### [What to do]
Each record below should be output verbatim, without pictures.

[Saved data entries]
.....
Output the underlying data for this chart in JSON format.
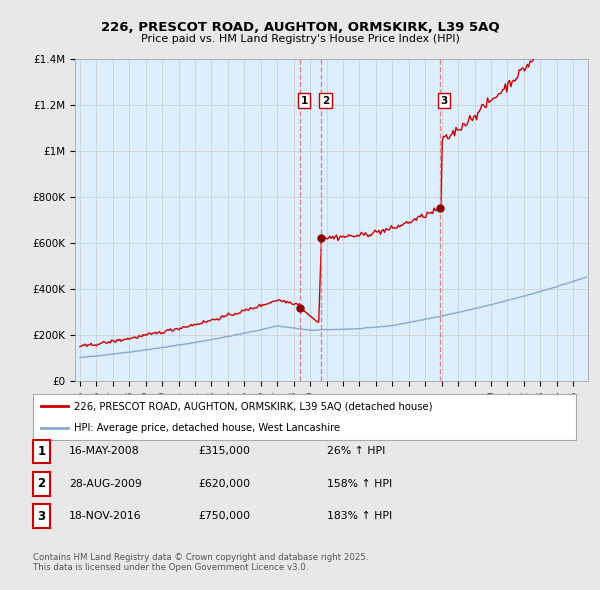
{
  "title": "226, PRESCOT ROAD, AUGHTON, ORMSKIRK, L39 5AQ",
  "subtitle": "Price paid vs. HM Land Registry's House Price Index (HPI)",
  "ylim": [
    0,
    1400000
  ],
  "yticks": [
    0,
    200000,
    400000,
    600000,
    800000,
    1000000,
    1200000,
    1400000
  ],
  "ytick_labels": [
    "£0",
    "£200K",
    "£400K",
    "£600K",
    "£800K",
    "£1M",
    "£1.2M",
    "£1.4M"
  ],
  "red_line_color": "#cc0000",
  "blue_line_color": "#88aacc",
  "marker_color": "#880000",
  "vline_color": "#dd8888",
  "shade_color": "#ddeeff",
  "sales": [
    {
      "date_num": 2008.37,
      "price": 315000,
      "label": "1",
      "date_str": "16-MAY-2008",
      "pct": "26% ↑ HPI"
    },
    {
      "date_num": 2009.66,
      "price": 620000,
      "label": "2",
      "date_str": "28-AUG-2009",
      "pct": "158% ↑ HPI"
    },
    {
      "date_num": 2016.88,
      "price": 750000,
      "label": "3",
      "date_str": "18-NOV-2016",
      "pct": "183% ↑ HPI"
    }
  ],
  "legend_line1": "226, PRESCOT ROAD, AUGHTON, ORMSKIRK, L39 5AQ (detached house)",
  "legend_line2": "HPI: Average price, detached house, West Lancashire",
  "table_rows": [
    {
      "num": "1",
      "date": "16-MAY-2008",
      "price": "£315,000",
      "pct": "26% ↑ HPI"
    },
    {
      "num": "2",
      "date": "28-AUG-2009",
      "price": "£620,000",
      "pct": "158% ↑ HPI"
    },
    {
      "num": "3",
      "date": "18-NOV-2016",
      "price": "£750,000",
      "pct": "183% ↑ HPI"
    }
  ],
  "footer": "Contains HM Land Registry data © Crown copyright and database right 2025.\nThis data is licensed under the Open Government Licence v3.0.",
  "background_color": "#e8e8e8",
  "plot_bg_color": "#ddeeff"
}
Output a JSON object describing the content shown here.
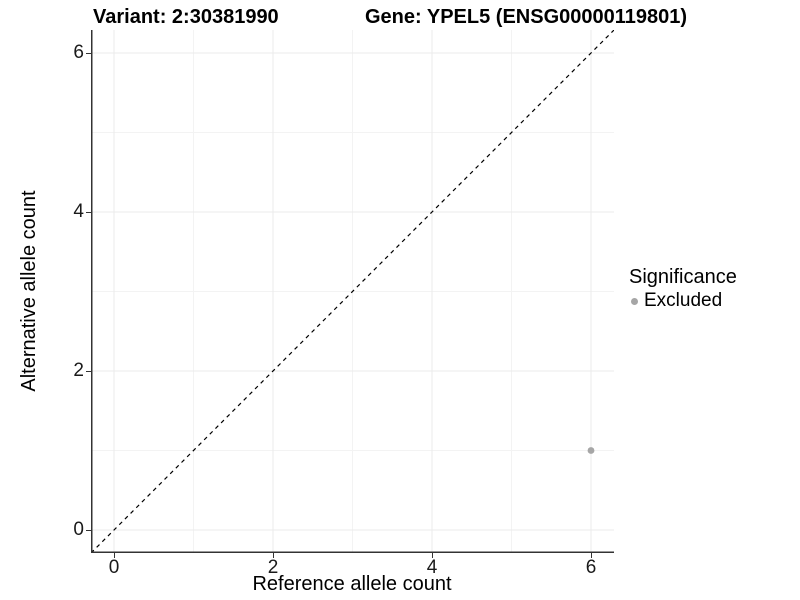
{
  "figure": {
    "title_variant": "Variant: 2:30381990",
    "title_gene": "Gene: YPEL5 (ENSG00000119801)"
  },
  "chart_data": {
    "type": "scatter",
    "title": "Variant: 2:30381990    Gene: YPEL5 (ENSG00000119801)",
    "xlabel": "Reference allele count",
    "ylabel": "Alternative allele count",
    "xlim": [
      -0.29,
      6.29
    ],
    "ylim": [
      -0.29,
      6.29
    ],
    "x_ticks": [
      0,
      2,
      4,
      6
    ],
    "y_ticks": [
      0,
      2,
      4,
      6
    ],
    "x_tick_labels": [
      "0",
      "2",
      "4",
      "6"
    ],
    "y_tick_labels_top_to_bottom": [
      "6",
      "4",
      "2",
      "0"
    ],
    "grid": true,
    "minor_ticks": [
      1,
      3,
      5
    ],
    "identity_line": {
      "style": "dashed",
      "color": "#000000",
      "from": [
        -0.29,
        -0.29
      ],
      "to": [
        6.29,
        6.29
      ]
    },
    "series": [
      {
        "name": "Excluded",
        "color": "#a6a6a6",
        "points": [
          {
            "x": 6,
            "y": 1
          }
        ]
      }
    ],
    "legend": {
      "title": "Significance",
      "position": "right",
      "entries": [
        {
          "label": "Excluded",
          "color": "#a6a6a6"
        }
      ]
    }
  },
  "colors": {
    "background": "#ffffff",
    "grid_major": "#ebebeb",
    "grid_minor": "#f3f3f3",
    "axis_line": "#333333",
    "point": "#a6a6a6",
    "text": "#000000"
  }
}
.....
### [Output of the task]
Output the underlying data for this chart in JSON format.
{
  "title": "226, PRESCOT ROAD, AUGHTON, ORMSKIRK, L39 5AQ",
  "subtitle": "Price paid vs. HM Land Registry's House Price Index (HPI)",
  "ylim": [
    0,
    1400000
  ],
  "yticks": [
    0,
    200000,
    400000,
    600000,
    800000,
    1000000,
    1200000,
    1400000
  ],
  "ytick_labels": [
    "£0",
    "£200K",
    "£400K",
    "£600K",
    "£800K",
    "£1M",
    "£1.2M",
    "£1.4M"
  ],
  "red_line_color": "#cc0000",
  "blue_line_color": "#88aacc",
  "marker_color": "#880000",
  "vline_color": "#dd8888",
  "shade_color": "#ddeeff",
  "sales": [
    {
      "date_num": 2008.37,
      "price": 315000,
      "label": "1",
      "date_str": "16-MAY-2008",
      "pct": "26% ↑ HPI"
    },
    {
      "date_num": 2009.66,
      "price": 620000,
      "label": "2",
      "date_str": "28-AUG-2009",
      "pct": "158% ↑ HPI"
    },
    {
      "date_num": 2016.88,
      "price": 750000,
      "label": "3",
      "date_str": "18-NOV-2016",
      "pct": "183% ↑ HPI"
    }
  ],
  "legend_line1": "226, PRESCOT ROAD, AUGHTON, ORMSKIRK, L39 5AQ (detached house)",
  "legend_line2": "HPI: Average price, detached house, West Lancashire",
  "table_rows": [
    {
      "num": "1",
      "date": "16-MAY-2008",
      "price": "£315,000",
      "pct": "26% ↑ HPI"
    },
    {
      "num": "2",
      "date": "28-AUG-2009",
      "price": "£620,000",
      "pct": "158% ↑ HPI"
    },
    {
      "num": "3",
      "date": "18-NOV-2016",
      "price": "£750,000",
      "pct": "183% ↑ HPI"
    }
  ],
  "footer": "Contains HM Land Registry data © Crown copyright and database right 2025.\nThis data is licensed under the Open Government Licence v3.0.",
  "background_color": "#e8e8e8",
  "plot_bg_color": "#ddeeff"
}
Output a JSON object describing the content shown here.
{
  "figure": {
    "title_variant": "Variant: 2:30381990",
    "title_gene": "Gene: YPEL5 (ENSG00000119801)"
  },
  "chart_data": {
    "type": "scatter",
    "title": "Variant: 2:30381990    Gene: YPEL5 (ENSG00000119801)",
    "xlabel": "Reference allele count",
    "ylabel": "Alternative allele count",
    "xlim": [
      -0.29,
      6.29
    ],
    "ylim": [
      -0.29,
      6.29
    ],
    "x_ticks": [
      0,
      2,
      4,
      6
    ],
    "y_ticks": [
      0,
      2,
      4,
      6
    ],
    "x_tick_labels": [
      "0",
      "2",
      "4",
      "6"
    ],
    "y_tick_labels_top_to_bottom": [
      "6",
      "4",
      "2",
      "0"
    ],
    "grid": true,
    "minor_ticks": [
      1,
      3,
      5
    ],
    "identity_line": {
      "style": "dashed",
      "color": "#000000",
      "from": [
        -0.29,
        -0.29
      ],
      "to": [
        6.29,
        6.29
      ]
    },
    "series": [
      {
        "name": "Excluded",
        "color": "#a6a6a6",
        "points": [
          {
            "x": 6,
            "y": 1
          }
        ]
      }
    ],
    "legend": {
      "title": "Significance",
      "position": "right",
      "entries": [
        {
          "label": "Excluded",
          "color": "#a6a6a6"
        }
      ]
    }
  },
  "colors": {
    "background": "#ffffff",
    "grid_major": "#ebebeb",
    "grid_minor": "#f3f3f3",
    "axis_line": "#333333",
    "point": "#a6a6a6",
    "text": "#000000"
  }
}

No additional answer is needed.